Hunt for the word "along" across the entries below, copying each line that holds it.

Dataset items —
****************

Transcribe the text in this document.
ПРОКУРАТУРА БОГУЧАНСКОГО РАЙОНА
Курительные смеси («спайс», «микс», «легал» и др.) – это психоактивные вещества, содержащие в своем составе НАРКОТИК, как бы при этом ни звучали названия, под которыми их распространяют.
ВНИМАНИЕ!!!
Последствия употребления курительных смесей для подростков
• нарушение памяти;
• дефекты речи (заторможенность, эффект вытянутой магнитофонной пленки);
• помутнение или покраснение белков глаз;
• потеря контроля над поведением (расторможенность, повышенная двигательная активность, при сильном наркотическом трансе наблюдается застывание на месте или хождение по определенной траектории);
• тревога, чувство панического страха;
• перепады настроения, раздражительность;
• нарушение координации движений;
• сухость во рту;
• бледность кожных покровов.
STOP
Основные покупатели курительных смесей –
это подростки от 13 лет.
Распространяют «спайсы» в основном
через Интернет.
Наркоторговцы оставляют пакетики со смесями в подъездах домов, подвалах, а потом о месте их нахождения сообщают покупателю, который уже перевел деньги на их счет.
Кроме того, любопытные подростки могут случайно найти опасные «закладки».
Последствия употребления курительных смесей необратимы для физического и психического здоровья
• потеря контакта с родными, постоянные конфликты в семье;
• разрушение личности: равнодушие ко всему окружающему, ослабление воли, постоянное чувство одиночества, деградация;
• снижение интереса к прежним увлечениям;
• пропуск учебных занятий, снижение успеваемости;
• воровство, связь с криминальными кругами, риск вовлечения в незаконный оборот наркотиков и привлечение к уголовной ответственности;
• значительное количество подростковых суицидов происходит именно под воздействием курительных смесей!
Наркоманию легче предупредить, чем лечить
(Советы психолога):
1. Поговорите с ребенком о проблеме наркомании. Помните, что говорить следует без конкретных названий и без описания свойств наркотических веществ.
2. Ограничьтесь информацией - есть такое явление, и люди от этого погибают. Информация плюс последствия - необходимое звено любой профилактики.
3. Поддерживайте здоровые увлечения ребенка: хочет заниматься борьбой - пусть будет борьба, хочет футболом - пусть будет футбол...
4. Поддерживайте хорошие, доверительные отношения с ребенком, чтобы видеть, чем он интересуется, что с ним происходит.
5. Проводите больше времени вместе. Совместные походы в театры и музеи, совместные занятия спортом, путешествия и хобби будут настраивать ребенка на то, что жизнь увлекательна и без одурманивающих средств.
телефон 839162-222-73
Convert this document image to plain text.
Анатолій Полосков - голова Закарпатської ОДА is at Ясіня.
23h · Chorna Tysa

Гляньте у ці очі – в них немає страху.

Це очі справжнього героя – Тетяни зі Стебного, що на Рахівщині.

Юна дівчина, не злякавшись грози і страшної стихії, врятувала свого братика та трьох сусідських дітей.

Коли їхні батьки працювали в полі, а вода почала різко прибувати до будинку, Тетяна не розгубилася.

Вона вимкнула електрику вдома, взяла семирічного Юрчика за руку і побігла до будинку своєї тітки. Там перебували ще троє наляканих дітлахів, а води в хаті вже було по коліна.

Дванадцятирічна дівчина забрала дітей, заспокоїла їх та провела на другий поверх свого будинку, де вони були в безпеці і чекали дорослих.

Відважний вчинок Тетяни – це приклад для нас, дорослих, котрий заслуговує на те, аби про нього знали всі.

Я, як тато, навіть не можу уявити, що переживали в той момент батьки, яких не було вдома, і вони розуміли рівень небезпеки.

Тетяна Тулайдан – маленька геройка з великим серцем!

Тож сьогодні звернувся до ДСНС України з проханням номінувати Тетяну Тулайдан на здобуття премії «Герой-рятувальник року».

****************

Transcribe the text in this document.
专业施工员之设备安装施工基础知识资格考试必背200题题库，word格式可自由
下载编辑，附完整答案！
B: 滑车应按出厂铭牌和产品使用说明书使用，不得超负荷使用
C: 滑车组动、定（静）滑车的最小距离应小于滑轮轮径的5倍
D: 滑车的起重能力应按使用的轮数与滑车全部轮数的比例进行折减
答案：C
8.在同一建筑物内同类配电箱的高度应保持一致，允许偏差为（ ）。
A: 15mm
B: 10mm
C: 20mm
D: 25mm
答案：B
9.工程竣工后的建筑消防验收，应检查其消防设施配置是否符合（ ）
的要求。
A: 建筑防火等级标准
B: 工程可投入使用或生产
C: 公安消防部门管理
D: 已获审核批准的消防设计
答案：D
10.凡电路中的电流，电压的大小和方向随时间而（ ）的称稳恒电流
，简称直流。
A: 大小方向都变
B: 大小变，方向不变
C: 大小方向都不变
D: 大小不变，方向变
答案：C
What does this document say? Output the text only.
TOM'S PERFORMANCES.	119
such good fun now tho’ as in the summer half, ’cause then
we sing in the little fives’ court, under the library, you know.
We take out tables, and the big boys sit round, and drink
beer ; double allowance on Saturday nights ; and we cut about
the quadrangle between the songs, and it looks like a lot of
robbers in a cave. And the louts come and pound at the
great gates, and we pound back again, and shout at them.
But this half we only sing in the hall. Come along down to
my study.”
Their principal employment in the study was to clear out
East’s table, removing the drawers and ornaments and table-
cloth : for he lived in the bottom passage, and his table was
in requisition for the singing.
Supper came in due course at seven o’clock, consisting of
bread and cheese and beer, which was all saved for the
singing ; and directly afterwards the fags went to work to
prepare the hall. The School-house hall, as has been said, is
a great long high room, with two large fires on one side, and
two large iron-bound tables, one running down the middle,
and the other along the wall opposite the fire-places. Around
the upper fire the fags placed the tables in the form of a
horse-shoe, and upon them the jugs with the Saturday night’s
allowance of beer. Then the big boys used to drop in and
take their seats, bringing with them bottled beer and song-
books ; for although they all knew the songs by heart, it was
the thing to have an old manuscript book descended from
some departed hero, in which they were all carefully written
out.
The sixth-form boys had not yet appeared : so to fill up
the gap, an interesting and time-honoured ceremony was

****************

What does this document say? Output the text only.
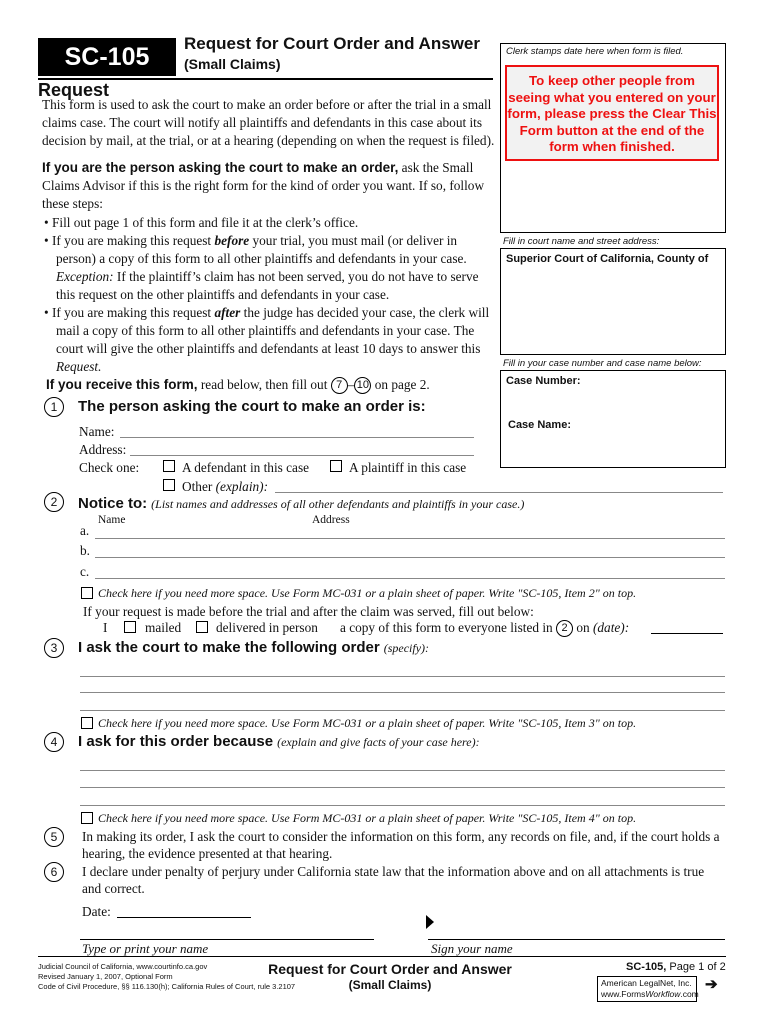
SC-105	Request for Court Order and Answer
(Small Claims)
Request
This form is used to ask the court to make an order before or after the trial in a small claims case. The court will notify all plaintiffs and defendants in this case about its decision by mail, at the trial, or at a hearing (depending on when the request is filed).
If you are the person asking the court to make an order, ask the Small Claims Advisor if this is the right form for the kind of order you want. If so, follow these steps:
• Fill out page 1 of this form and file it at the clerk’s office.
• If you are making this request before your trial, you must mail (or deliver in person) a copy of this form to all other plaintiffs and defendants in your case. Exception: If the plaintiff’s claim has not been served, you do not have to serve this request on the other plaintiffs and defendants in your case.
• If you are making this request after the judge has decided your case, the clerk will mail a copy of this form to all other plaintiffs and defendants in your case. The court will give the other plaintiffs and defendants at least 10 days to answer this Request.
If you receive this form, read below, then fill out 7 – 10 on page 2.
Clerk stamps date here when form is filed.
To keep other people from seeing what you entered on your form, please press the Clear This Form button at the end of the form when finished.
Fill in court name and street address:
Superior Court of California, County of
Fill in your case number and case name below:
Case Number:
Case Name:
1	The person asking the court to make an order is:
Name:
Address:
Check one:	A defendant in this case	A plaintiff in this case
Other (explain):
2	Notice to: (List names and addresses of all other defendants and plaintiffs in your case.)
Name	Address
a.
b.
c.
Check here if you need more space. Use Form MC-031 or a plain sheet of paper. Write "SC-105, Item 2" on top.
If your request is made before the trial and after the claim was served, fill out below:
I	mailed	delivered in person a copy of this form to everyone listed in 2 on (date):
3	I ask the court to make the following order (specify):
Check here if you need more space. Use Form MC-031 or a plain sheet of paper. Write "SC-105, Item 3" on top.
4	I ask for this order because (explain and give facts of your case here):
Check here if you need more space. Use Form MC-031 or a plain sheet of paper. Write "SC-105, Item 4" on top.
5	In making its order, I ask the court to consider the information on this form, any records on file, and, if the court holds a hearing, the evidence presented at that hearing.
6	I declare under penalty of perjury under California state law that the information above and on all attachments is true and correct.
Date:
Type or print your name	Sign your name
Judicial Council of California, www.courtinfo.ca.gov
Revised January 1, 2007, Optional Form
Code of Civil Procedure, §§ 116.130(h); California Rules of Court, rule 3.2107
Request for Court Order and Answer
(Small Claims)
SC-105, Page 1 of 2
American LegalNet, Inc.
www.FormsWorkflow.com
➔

****************

Response to this exercise —
But this half we only sing in the hall. Come along down to
and the other along the wall opposite the fire-places. Around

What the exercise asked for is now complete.